Data entries:

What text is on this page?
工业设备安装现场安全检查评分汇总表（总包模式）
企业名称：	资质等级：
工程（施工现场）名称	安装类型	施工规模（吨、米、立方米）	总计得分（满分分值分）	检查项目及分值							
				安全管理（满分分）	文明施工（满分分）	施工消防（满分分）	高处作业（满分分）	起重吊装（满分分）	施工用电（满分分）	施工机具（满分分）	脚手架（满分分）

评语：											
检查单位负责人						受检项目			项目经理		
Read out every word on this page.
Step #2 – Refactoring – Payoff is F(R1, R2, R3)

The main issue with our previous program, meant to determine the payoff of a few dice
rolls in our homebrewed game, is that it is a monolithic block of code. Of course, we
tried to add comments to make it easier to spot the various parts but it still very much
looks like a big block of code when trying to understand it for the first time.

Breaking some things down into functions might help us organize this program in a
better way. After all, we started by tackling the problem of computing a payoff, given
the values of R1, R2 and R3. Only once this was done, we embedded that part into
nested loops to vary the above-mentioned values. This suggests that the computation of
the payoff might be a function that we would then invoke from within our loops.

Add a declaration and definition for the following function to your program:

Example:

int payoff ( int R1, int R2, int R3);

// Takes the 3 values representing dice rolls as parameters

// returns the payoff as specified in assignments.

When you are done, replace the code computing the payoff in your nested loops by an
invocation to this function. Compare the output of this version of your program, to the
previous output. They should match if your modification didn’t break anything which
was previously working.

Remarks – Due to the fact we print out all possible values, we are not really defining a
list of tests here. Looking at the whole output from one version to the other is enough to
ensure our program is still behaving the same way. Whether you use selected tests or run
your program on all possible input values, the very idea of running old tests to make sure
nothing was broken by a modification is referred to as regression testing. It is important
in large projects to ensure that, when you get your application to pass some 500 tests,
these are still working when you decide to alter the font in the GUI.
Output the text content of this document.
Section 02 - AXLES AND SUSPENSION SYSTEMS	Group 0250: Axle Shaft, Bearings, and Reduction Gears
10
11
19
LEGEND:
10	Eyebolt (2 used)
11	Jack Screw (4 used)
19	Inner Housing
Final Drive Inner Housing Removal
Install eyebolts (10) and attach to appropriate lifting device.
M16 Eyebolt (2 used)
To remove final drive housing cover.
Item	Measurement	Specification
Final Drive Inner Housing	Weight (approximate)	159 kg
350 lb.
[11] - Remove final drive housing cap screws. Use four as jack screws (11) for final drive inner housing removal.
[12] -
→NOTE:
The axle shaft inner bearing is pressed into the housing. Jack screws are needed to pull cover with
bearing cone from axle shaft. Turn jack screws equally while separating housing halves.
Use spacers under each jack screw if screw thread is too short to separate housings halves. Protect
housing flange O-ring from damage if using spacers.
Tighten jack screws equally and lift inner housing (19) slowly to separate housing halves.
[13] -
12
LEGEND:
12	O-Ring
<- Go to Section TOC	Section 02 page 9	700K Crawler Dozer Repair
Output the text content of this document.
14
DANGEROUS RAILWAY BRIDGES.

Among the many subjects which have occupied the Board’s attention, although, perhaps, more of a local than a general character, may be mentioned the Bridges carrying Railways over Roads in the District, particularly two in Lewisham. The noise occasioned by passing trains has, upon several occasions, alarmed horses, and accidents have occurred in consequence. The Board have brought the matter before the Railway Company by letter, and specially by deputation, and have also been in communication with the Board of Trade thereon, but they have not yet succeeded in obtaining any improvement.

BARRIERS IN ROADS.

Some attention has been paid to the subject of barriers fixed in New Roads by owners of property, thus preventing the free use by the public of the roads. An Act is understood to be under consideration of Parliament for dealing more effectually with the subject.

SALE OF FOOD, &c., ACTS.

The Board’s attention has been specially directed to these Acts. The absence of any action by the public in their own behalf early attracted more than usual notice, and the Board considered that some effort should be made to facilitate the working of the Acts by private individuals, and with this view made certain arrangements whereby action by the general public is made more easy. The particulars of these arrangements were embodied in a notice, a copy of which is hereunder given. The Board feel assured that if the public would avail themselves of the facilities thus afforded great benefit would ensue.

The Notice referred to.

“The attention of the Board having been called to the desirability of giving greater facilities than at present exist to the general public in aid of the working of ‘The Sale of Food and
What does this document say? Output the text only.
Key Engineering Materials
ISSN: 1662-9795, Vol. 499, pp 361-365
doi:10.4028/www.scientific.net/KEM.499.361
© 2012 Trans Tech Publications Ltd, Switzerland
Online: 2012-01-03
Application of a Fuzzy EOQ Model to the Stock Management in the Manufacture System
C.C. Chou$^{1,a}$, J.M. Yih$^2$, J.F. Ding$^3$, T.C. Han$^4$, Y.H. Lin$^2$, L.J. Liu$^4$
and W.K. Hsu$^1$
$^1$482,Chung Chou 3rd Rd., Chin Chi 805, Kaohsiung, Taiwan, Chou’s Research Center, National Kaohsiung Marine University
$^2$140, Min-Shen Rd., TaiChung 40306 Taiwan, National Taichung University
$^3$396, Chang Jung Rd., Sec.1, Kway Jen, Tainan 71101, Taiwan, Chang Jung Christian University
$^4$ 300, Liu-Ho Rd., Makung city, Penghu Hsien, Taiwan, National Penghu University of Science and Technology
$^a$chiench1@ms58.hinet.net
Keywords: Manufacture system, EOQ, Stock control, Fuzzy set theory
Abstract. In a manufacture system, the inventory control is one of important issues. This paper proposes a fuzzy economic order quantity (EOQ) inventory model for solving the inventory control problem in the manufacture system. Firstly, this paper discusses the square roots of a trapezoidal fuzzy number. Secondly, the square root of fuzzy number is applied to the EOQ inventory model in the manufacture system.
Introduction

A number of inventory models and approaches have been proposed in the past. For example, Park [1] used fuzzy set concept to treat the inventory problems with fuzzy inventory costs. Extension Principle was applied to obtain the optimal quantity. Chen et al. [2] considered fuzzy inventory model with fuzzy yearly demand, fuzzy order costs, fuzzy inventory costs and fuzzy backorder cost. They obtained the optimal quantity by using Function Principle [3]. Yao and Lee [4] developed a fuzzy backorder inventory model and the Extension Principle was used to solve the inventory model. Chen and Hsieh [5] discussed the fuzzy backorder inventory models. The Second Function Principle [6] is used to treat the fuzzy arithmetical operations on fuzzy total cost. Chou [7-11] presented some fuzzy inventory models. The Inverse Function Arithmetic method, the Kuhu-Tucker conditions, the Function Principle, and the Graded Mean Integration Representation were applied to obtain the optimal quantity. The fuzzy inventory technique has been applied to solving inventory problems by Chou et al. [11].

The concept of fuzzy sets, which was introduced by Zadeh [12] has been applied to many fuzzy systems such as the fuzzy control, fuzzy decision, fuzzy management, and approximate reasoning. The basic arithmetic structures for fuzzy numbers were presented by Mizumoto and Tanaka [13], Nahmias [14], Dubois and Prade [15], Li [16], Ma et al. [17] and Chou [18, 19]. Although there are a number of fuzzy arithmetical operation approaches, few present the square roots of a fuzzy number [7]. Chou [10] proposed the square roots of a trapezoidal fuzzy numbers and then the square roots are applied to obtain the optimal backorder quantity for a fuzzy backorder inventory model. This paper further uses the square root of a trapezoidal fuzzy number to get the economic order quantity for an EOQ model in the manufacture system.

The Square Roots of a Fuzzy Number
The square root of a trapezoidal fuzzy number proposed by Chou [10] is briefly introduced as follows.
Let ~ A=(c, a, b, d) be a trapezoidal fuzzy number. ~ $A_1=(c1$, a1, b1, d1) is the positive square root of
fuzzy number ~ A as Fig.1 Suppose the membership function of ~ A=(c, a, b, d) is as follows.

PROBLEM TO SOLVE.
Your answer should be one number: how many lines in the material above contain the string "Section".

EXERCISE RESULT.
2